Beneath this sentence is a set of records; write each of them out exactly.

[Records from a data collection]
■ ■ ■ ■ ■

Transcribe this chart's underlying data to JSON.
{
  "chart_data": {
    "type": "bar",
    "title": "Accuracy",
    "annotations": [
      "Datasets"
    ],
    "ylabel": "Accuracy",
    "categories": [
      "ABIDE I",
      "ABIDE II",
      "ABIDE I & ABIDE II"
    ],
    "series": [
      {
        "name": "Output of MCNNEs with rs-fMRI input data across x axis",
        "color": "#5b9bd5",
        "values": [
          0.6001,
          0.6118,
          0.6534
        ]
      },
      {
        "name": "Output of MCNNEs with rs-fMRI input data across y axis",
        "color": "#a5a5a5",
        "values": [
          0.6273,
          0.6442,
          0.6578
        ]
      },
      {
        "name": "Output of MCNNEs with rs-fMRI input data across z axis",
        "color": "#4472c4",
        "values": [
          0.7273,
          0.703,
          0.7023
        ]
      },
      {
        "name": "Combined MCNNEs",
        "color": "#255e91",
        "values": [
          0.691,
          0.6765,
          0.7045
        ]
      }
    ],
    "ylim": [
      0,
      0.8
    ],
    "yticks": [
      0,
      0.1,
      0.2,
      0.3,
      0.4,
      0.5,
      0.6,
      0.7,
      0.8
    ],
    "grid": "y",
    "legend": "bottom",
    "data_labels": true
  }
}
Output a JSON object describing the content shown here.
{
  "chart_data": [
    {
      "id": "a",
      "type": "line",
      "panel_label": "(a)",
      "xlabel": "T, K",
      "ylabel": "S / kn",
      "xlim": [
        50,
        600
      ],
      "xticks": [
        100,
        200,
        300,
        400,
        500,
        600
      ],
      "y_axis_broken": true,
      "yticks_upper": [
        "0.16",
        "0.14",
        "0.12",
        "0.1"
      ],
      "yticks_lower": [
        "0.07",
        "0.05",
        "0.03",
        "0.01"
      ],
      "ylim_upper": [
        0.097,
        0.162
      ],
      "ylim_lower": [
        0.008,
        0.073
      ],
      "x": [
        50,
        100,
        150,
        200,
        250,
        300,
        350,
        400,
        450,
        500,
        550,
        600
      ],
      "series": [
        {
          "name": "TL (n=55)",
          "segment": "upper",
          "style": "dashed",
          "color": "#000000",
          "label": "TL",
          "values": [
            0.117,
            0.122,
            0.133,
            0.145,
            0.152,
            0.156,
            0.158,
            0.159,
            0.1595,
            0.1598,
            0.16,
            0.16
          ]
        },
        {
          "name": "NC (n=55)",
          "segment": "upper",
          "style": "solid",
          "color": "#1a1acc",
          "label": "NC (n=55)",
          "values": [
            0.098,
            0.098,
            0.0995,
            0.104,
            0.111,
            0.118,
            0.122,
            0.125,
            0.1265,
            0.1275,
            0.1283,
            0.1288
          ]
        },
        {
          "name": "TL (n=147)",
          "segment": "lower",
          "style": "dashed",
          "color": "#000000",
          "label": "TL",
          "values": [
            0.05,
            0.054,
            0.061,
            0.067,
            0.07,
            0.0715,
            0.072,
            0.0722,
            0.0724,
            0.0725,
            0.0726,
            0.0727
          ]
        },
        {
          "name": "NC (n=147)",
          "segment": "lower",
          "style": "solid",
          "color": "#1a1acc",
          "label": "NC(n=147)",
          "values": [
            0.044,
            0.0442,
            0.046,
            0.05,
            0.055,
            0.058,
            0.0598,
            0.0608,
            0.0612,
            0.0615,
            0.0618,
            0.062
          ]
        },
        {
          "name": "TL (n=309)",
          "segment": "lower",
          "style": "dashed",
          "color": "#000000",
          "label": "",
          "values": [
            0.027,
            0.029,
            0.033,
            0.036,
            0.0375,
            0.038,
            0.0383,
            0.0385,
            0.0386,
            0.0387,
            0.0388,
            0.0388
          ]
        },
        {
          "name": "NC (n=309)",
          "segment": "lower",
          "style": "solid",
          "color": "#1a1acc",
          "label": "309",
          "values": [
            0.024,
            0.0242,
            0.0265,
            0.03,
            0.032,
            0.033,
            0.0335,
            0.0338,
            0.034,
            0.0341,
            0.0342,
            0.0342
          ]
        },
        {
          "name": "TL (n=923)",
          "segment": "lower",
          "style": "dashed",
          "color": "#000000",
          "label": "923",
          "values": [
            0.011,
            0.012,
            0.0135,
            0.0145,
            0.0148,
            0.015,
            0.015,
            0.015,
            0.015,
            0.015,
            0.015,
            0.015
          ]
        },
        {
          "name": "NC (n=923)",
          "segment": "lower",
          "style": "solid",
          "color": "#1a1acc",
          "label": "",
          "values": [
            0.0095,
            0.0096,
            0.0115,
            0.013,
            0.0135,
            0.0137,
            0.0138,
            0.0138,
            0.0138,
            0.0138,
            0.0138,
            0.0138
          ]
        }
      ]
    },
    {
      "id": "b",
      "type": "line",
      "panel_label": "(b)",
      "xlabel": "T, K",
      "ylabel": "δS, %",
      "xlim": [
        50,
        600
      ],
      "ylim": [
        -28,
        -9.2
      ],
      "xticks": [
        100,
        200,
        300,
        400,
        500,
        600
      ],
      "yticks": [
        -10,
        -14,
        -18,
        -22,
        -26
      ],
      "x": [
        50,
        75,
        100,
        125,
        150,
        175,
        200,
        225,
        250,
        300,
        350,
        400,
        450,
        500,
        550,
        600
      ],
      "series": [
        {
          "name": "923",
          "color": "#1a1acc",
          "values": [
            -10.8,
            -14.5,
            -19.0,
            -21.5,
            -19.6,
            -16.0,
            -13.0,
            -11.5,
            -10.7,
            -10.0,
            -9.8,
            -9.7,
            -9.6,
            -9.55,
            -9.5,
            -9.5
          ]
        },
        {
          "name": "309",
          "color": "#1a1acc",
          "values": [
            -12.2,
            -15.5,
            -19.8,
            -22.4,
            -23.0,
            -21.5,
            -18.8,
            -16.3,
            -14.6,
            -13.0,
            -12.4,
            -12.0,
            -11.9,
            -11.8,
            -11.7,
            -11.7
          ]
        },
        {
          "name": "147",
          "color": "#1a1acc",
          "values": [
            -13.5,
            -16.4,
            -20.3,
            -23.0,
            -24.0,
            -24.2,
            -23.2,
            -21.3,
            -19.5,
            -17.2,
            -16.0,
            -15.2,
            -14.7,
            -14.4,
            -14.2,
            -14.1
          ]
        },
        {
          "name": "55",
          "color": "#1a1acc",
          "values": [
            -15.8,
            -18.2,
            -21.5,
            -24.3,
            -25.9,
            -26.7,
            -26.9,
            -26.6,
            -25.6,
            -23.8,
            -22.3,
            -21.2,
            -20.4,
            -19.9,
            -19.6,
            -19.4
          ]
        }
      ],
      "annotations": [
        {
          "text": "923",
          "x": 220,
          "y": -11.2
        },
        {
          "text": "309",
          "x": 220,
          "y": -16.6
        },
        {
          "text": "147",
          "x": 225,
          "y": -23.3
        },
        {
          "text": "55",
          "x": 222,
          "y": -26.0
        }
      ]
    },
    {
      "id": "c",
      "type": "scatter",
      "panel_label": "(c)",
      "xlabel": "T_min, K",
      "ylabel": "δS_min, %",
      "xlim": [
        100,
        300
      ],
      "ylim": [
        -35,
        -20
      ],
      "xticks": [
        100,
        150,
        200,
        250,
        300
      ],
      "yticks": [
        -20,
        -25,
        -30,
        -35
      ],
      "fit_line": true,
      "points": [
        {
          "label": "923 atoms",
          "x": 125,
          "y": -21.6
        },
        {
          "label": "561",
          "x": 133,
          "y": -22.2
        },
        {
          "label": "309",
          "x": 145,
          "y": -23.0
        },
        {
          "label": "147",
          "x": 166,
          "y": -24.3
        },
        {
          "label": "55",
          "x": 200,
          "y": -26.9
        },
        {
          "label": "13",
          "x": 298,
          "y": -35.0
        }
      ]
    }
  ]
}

■ ■ ■ ■ ■

Task result:
Transcribe this chart's underlying data to JSON.
{
  "chart_data": {
    "type": "bar",
    "title": "Accuracy",
    "annotations": [
      "Datasets"
    ],
    "ylabel": "Accuracy",
    "categories": [
      "ABIDE I",
      "ABIDE II",
      "ABIDE I & ABIDE II"
    ],
    "series": [
      {
        "name": "Output of MCNNEs with rs-fMRI input data across x axis",
        "color": "#5b9bd5",
        "values": [
          0.6001,
          0.6118,
          0.6534
        ]
      },
      {
        "name": "Output of MCNNEs with rs-fMRI input data across y axis",
        "color": "#a5a5a5",
        "values": [
          0.6273,
          0.6442,
          0.6578
        ]
      },
      {
        "name": "Output of MCNNEs with rs-fMRI input data across z axis",
        "color": "#4472c4",
        "values": [
          0.7273,
          0.703,
          0.7023
        ]
      },
      {
        "name": "Combined MCNNEs",
        "color": "#255e91",
        "values": [
          0.691,
          0.6765,
          0.7045
        ]
      }
    ],
    "ylim": [
      0,
      0.8
    ],
    "yticks": [
      0,
      0.1,
      0.2,
      0.3,
      0.4,
      0.5,
      0.6,
      0.7,
      0.8
    ],
    "grid": "y",
    "legend": "bottom",
    "data_labels": true
  }
}
Output a JSON object describing the content shown here.
{
  "chart_data": [
    {
      "id": "a",
      "type": "line",
      "panel_label": "(a)",
      "xlabel": "T, K",
      "ylabel": "S / kn",
      "xlim": [
        50,
        600
      ],
      "xticks": [
        100,
        200,
        300,
        400,
        500,
        600
      ],
      "y_axis_broken": true,
      "yticks_upper": [
        "0.16",
        "0.14",
        "0.12",
        "0.1"
      ],
      "yticks_lower": [
        "0.07",
        "0.05",
        "0.03",
        "0.01"
      ],
      "ylim_upper": [
        0.097,
        0.162
      ],
      "ylim_lower": [
        0.008,
        0.073
      ],
      "x": [
        50,
        100,
        150,
        200,
        250,
        300,
        350,
        400,
        450,
        500,
        550,
        600
      ],
      "series": [
        {
          "name": "TL (n=55)",
          "segment": "upper",
          "style": "dashed",
          "color": "#000000",
          "label": "TL",
          "values": [
            0.117,
            0.122,
            0.133,
            0.145,
            0.152,
            0.156,
            0.158,
            0.159,
            0.1595,
            0.1598,
            0.16,
            0.16
          ]
        },
        {
          "name": "NC (n=55)",
          "segment": "upper",
          "style": "solid",
          "color": "#1a1acc",
          "label": "NC (n=55)",
          "values": [
            0.098,
            0.098,
            0.0995,
            0.104,
            0.111,
            0.118,
            0.122,
            0.125,
            0.1265,
            0.1275,
            0.1283,
            0.1288
          ]
        },
        {
          "name": "TL (n=147)",
          "segment": "lower",
          "style": "dashed",
          "color": "#000000",
          "label": "TL",
          "values": [
            0.05,
            0.054,
            0.061,
            0.067,
            0.07,
            0.0715,
            0.072,
            0.0722,
            0.0724,
            0.0725,
            0.0726,
            0.0727
          ]
        },
        {
          "name": "NC (n=147)",
          "segment": "lower",
          "style": "solid",
          "color": "#1a1acc",
          "label": "NC(n=147)",
          "values": [
            0.044,
            0.0442,
            0.046,
            0.05,
            0.055,
            0.058,
            0.0598,
            0.0608,
            0.0612,
            0.0615,
            0.0618,
            0.062
          ]
        },
        {
          "name": "TL (n=309)",
          "segment": "lower",
          "style": "dashed",
          "color": "#000000",
          "label": "",
          "values": [
            0.027,
            0.029,
            0.033,
            0.036,
            0.0375,
            0.038,
            0.0383,
            0.0385,
            0.0386,
            0.0387,
            0.0388,
            0.0388
          ]
        },
        {
          "name": "NC (n=309)",
          "segment": "lower",
          "style": "solid",
          "color": "#1a1acc",
          "label": "309",
          "values": [
            0.024,
            0.0242,
            0.0265,
            0.03,
            0.032,
            0.033,
            0.0335,
            0.0338,
            0.034,
            0.0341,
            0.0342,
            0.0342
          ]
        },
        {
          "name": "TL (n=923)",
          "segment": "lower",
          "style": "dashed",
          "color": "#000000",
          "label": "923",
          "values": [
            0.011,
            0.012,
            0.0135,
            0.0145,
            0.0148,
            0.015,
            0.015,
            0.015,
            0.015,
            0.015,
            0.015,
            0.015
          ]
        },
        {
          "name": "NC (n=923)",
          "segment": "lower",
          "style": "solid",
          "color": "#1a1acc",
          "label": "",
          "values": [
            0.0095,
            0.0096,
            0.0115,
            0.013,
            0.0135,
            0.0137,
            0.0138,
            0.0138,
            0.0138,
            0.0138,
            0.0138,
            0.0138
          ]
        }
      ]
    },
    {
      "id": "b",
      "type": "line",
      "panel_label": "(b)",
      "xlabel": "T, K",
      "ylabel": "δS, %",
      "xlim": [
        50,
        600
      ],
      "ylim": [
        -28,
        -9.2
      ],
      "xticks": [
        100,
        200,
        300,
        400,
        500,
        600
      ],
      "yticks": [
        -10,
        -14,
        -18,
        -22,
        -26
      ],
      "x": [
        50,
        75,
        100,
        125,
        150,
        175,
        200,
        225,
        250,
        300,
        350,
        400,
        450,
        500,
        550,
        600
      ],
      "series": [
        {
          "name": "923",
          "color": "#1a1acc",
          "values": [
            -10.8,
            -14.5,
            -19.0,
            -21.5,
            -19.6,
            -16.0,
            -13.0,
            -11.5,
            -10.7,
            -10.0,
            -9.8,
            -9.7,
            -9.6,
            -9.55,
            -9.5,
            -9.5
          ]
        },
        {
          "name": "309",
          "color": "#1a1acc",
          "values": [
            -12.2,
            -15.5,
            -19.8,
            -22.4,
            -23.0,
            -21.5,
            -18.8,
            -16.3,
            -14.6,
            -13.0,
            -12.4,
            -12.0,
            -11.9,
            -11.8,
            -11.7,
            -11.7
          ]
        },
        {
          "name": "147",
          "color": "#1a1acc",
          "values": [
            -13.5,
            -16.4,
            -20.3,
            -23.0,
            -24.0,
            -24.2,
            -23.2,
            -21.3,
            -19.5,
            -17.2,
            -16.0,
            -15.2,
            -14.7,
            -14.4,
            -14.2,
            -14.1
          ]
        },
        {
          "name": "55",
          "color": "#1a1acc",
          "values": [
            -15.8,
            -18.2,
            -21.5,
            -24.3,
            -25.9,
            -26.7,
            -26.9,
            -26.6,
            -25.6,
            -23.8,
            -22.3,
            -21.2,
            -20.4,
            -19.9,
            -19.6,
            -19.4
          ]
        }
      ],
      "annotations": [
        {
          "text": "923",
          "x": 220,
          "y": -11.2
        },
        {
          "text": "309",
          "x": 220,
          "y": -16.6
        },
        {
          "text": "147",
          "x": 225,
          "y": -23.3
        },
        {
          "text": "55",
          "x": 222,
          "y": -26.0
        }
      ]
    },
    {
      "id": "c",
      "type": "scatter",
      "panel_label": "(c)",
      "xlabel": "T_min, K",
      "ylabel": "δS_min, %",
      "xlim": [
        100,
        300
      ],
      "ylim": [
        -35,
        -20
      ],
      "xticks": [
        100,
        150,
        200,
        250,
        300
      ],
      "yticks": [
        -20,
        -25,
        -30,
        -35
      ],
      "fit_line": true,
      "points": [
        {
          "label": "923 atoms",
          "x": 125,
          "y": -21.6
        },
        {
          "label": "561",
          "x": 133,
          "y": -22.2
        },
        {
          "label": "309",
          "x": 145,
          "y": -23.0
        },
        {
          "label": "147",
          "x": 166,
          "y": -24.3
        },
        {
          "label": "55",
          "x": 200,
          "y": -26.9
        },
        {
          "label": "13",
          "x": 298,
          "y": -35.0
        }
      ]
    }
  ]
}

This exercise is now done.